> _Exercise details_: Check every line of the entries that follow, and copy the ones containing "также".

Recorded data
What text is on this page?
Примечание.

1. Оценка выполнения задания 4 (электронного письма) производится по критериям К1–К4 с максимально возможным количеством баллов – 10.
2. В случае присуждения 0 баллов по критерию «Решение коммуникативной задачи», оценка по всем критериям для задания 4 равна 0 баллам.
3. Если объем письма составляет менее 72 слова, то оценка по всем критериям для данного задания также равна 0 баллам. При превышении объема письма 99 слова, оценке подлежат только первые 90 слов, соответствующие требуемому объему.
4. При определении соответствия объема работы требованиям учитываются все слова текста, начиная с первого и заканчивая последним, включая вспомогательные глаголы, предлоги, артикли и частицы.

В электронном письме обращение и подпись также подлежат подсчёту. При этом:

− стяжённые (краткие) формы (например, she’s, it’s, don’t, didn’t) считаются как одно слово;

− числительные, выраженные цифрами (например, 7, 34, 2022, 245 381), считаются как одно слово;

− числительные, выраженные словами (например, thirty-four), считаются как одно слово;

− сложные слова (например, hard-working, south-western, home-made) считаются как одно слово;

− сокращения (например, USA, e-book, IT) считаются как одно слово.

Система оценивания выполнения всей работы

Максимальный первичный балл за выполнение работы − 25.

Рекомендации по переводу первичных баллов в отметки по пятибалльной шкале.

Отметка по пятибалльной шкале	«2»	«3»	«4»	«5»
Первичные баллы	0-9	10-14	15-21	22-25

> _The solution_:
3. Если объем письма составляет менее 72 слова, то оценка по всем критериям для данного задания также равна 0 баллам. При превышении объема письма 99 слова, оценке подлежат только первые 90 слов, соответствующие требуемому объему.
В электронном письме обращение и подпись также подлежат подсчёту. При этом:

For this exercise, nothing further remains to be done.